» **EXERCISE INSTRUCTIONS**:
Render the lines from the line with "y-tick-label: 980.00 bbox=[890, 268, 921, 279]" up to and including the line with "candle-body bbox=[560, 315, 564, 318]" as a Markdown table with the columns n and Line, omitting blank lines.

» **RECORDS FOR THE EXERCISE**:
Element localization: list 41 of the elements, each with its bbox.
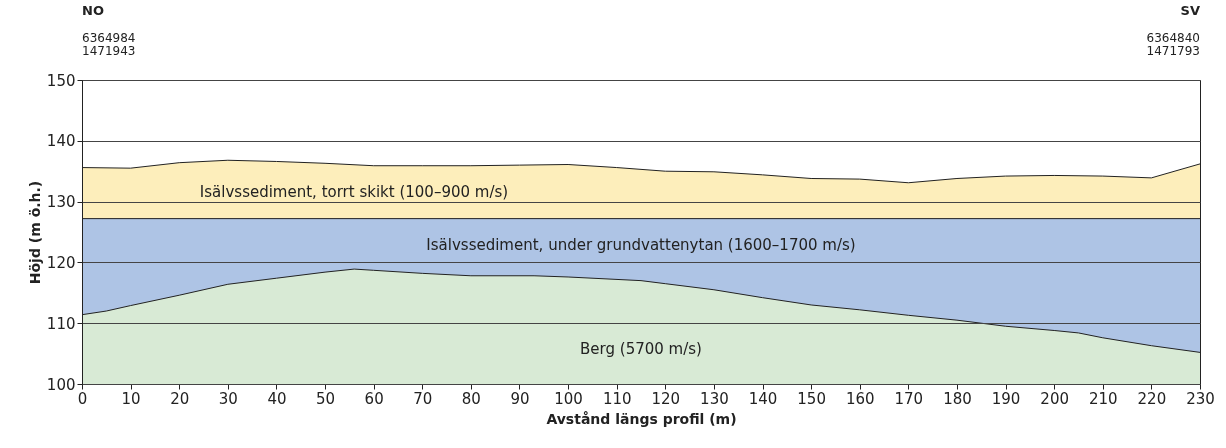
- x-tick-label: 60: [364, 389, 384, 408]
- y-axis-title: Höjd (m ö.h.): [26, 180, 43, 285]
- x-tick-label: 10: [121, 389, 141, 408]
- x-tick-label: 220: [1137, 389, 1167, 408]
- x-tick-label: 130: [700, 389, 729, 408]
- x-tick-label: 30: [218, 389, 238, 408]
- y-tick-label: 130: [46, 193, 76, 212]
- x-tick-label: 210: [1088, 389, 1118, 408]
- x-tick-label: 160: [845, 389, 875, 408]
- text: 1471943: [82, 44, 136, 58]
- x-tick-label: 190: [991, 389, 1021, 408]
- x-tick-label: 120: [651, 389, 681, 408]
- y-tick-label: 120: [46, 253, 76, 272]
- x-axis-title: Avstånd längs profil (m): [546, 410, 737, 427]
- x-tick-label: 90: [510, 389, 530, 408]
- x-tick-label: 170: [894, 389, 924, 408]
- x-tick-label: 230: [1186, 389, 1215, 408]
- annotation: Isälvssediment, under grundvattenytan (1600–1700 m/s): [426, 236, 856, 254]
- x-tick-label: 100: [554, 389, 583, 408]
- annotation: Berg (5700 m/s): [580, 340, 702, 358]
- text: 1471793: [1146, 44, 1200, 58]
- text: NO: [82, 3, 104, 18]
- x-tick-label: 70: [413, 389, 433, 408]
- y-tick-label: 110: [46, 314, 76, 333]
- text: 6364840: [1146, 31, 1200, 45]
- x-tick-label: 20: [170, 389, 190, 408]
- annotation: Isälvssediment, torrt skikt (100–900 m/s): [199, 183, 509, 201]
- text: 6364984: [82, 31, 136, 45]
- x-tick-label: 80: [461, 389, 481, 408]
- x-tick-label: 110: [602, 389, 632, 408]
- y-tick-label: 140: [46, 132, 76, 151]
- x-tick-label: 40: [267, 389, 287, 408]
- text: SV: [1180, 3, 1200, 18]
- x-tick-label: 0: [77, 389, 88, 408]
- x-tick-label: 180: [943, 389, 972, 408]
- x-tick-label: 150: [797, 389, 826, 408]
- x-tick-label: 140: [748, 389, 778, 408]
- y-tick-label: 100: [46, 375, 76, 394]
- y-tick-label: 150: [46, 71, 76, 90]
- x-tick-label: 200: [1040, 389, 1069, 408]
- x-tick-label: 50: [316, 389, 336, 408]
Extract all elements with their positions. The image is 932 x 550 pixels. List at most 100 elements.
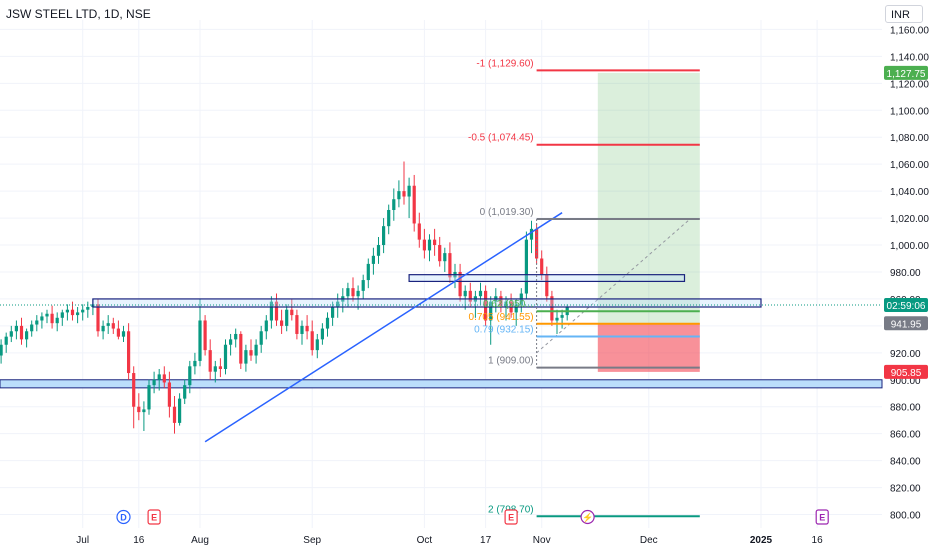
y-tick-label: 980.00 bbox=[890, 268, 921, 279]
y-tick-label: 1,000.00 bbox=[890, 241, 929, 252]
y-tick-label: 1,060.00 bbox=[890, 160, 929, 171]
candle-body bbox=[433, 239, 437, 246]
y-tick-label: 880.00 bbox=[890, 403, 921, 414]
candle-body bbox=[382, 226, 386, 246]
candle-body bbox=[167, 382, 171, 407]
resistance-box bbox=[408, 274, 686, 283]
candle-body bbox=[30, 324, 34, 332]
candle-body bbox=[290, 309, 294, 316]
x-tick-label: Jul bbox=[76, 535, 89, 546]
candle-body bbox=[116, 328, 120, 337]
x-tick-label: Oct bbox=[417, 535, 433, 546]
candle-body bbox=[560, 315, 564, 318]
candle-body bbox=[121, 331, 126, 337]
candle-body bbox=[0, 344, 3, 356]
x-tick-label: Dec bbox=[640, 535, 658, 546]
currency-button[interactable]: INR bbox=[885, 5, 923, 23]
x-tick-label: Nov bbox=[533, 535, 551, 546]
candle-body bbox=[545, 274, 549, 297]
candle-body bbox=[336, 301, 340, 308]
fib-level-label: 0.62 (950... bbox=[483, 299, 534, 310]
candle-body bbox=[40, 316, 44, 321]
candle-body bbox=[9, 331, 13, 337]
candle-body bbox=[285, 309, 289, 326]
candle-body bbox=[70, 309, 75, 316]
candle-body bbox=[463, 290, 467, 297]
y-tick-label: 1,040.00 bbox=[890, 187, 929, 198]
candle-body bbox=[127, 331, 131, 374]
candle-body bbox=[387, 209, 391, 227]
fib-level-label: 0 (1,019.30) bbox=[480, 207, 534, 218]
candle-body bbox=[300, 325, 304, 334]
support-zone bbox=[0, 379, 883, 389]
price-axis[interactable]: 800.00 820.00 840.00 860.00 880.00 900.00 920.… bbox=[890, 25, 929, 521]
time-axis[interactable]: Jul 16 Aug Sep Oct 17 Nov Dec 2025 16 bbox=[76, 535, 823, 546]
candle-body bbox=[325, 317, 330, 329]
event-marker bbox=[116, 509, 131, 525]
event-markers[interactable]: D E E ⚡ E bbox=[116, 509, 829, 525]
candle-body bbox=[478, 290, 483, 297]
fibonacci-levels[interactable]: -1 (1,129.60) -0.5 (1,074.45) 0 (1,019.30)… bbox=[468, 58, 700, 518]
candle-body bbox=[14, 325, 18, 332]
long-position-tool[interactable] bbox=[536, 72, 700, 372]
candle-body bbox=[50, 313, 54, 324]
candle-body bbox=[81, 309, 85, 313]
candle-body bbox=[417, 223, 421, 240]
candle-body bbox=[366, 263, 370, 281]
candle-body bbox=[178, 398, 182, 423]
candle-body bbox=[4, 336, 8, 345]
candle-body bbox=[162, 374, 166, 383]
x-tick-label: 17 bbox=[480, 535, 492, 546]
price-tag-label: 905.85 bbox=[891, 368, 922, 379]
drawings[interactable] bbox=[0, 212, 882, 443]
candle-body bbox=[208, 350, 212, 372]
candle-body bbox=[106, 323, 110, 326]
event-marker bbox=[504, 509, 518, 525]
candle-body bbox=[331, 307, 335, 318]
candle-body bbox=[249, 350, 253, 356]
candle-body bbox=[132, 373, 136, 407]
event-marker bbox=[147, 509, 161, 525]
candle-body bbox=[376, 245, 381, 256]
candle-body bbox=[244, 350, 248, 364]
candle-body bbox=[315, 339, 319, 351]
y-tick-label: 1,020.00 bbox=[890, 214, 929, 225]
x-tick-label: 16 bbox=[812, 535, 824, 546]
candle-body bbox=[60, 312, 64, 318]
chart-title: JSW STEEL LTD, 1D, NSE bbox=[6, 7, 151, 21]
candle-body bbox=[295, 315, 299, 334]
y-tick-label: 1,140.00 bbox=[890, 52, 929, 63]
candles bbox=[0, 161, 569, 434]
event-marker bbox=[580, 509, 595, 525]
candle-body bbox=[555, 317, 559, 321]
candle-body bbox=[397, 191, 401, 200]
y-tick-label: 1,100.00 bbox=[890, 106, 929, 117]
price-tag-label: 1,127.75 bbox=[887, 69, 926, 80]
candle-body bbox=[499, 296, 503, 308]
candle-body bbox=[229, 339, 233, 345]
candle-body bbox=[356, 290, 360, 297]
candle-body bbox=[259, 331, 263, 345]
candle-body bbox=[137, 406, 141, 413]
candle-body bbox=[193, 360, 197, 367]
candle-body bbox=[504, 301, 508, 308]
candle-body bbox=[514, 304, 518, 313]
candle-body bbox=[96, 304, 100, 332]
y-tick-label: 800.00 bbox=[890, 511, 921, 522]
y-tick-label: 860.00 bbox=[890, 430, 921, 441]
candle-body bbox=[438, 245, 442, 262]
trendline bbox=[204, 212, 563, 443]
candle-body bbox=[392, 199, 396, 210]
event-marker-label: ⚡ bbox=[582, 512, 593, 524]
x-tick-label: Aug bbox=[191, 535, 209, 546]
price-tag-label: 941.95 bbox=[891, 319, 922, 330]
candle-body bbox=[280, 320, 284, 326]
candle-body bbox=[45, 313, 49, 317]
candle-body bbox=[264, 320, 268, 332]
price-tag-label: 02:59:06 bbox=[887, 301, 926, 312]
candle-body bbox=[55, 317, 59, 324]
candle-body bbox=[65, 309, 69, 313]
position-diagonal bbox=[536, 219, 690, 354]
candle-body bbox=[524, 239, 528, 294]
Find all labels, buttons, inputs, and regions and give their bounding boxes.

» **WRITTEN RESPONSE**:
| n | Line |
|---|---|
| 1 | y-tick-label: 980.00 bbox=[890, 268, 921, 279] |
| 2 | y-tick-label: 1,000.00 bbox=[890, 241, 929, 252] |
| 3 | y-tick-label: 1,060.00 bbox=[890, 160, 929, 171] |
| 4 | candle-body bbox=[433, 239, 437, 246] |
| 5 | y-tick-label: 880.00 bbox=[890, 403, 921, 414] |
| 6 | candle-body bbox=[382, 226, 386, 246] |
| 7 | candle-body bbox=[167, 382, 171, 407] |
| 8 | resistance-box bbox=[408, 274, 686, 283] |
| 9 | candle-body bbox=[30, 324, 34, 332] |
| 10 | candle-body bbox=[290, 309, 294, 316] |
| 11 | x-tick-label: Jul bbox=[76, 535, 89, 546] |
| 12 | candle-body bbox=[116, 328, 120, 337] |
| 13 | x-tick-label: Oct bbox=[417, 535, 433, 546] |
| 14 | candle-body bbox=[560, 315, 564, 318] |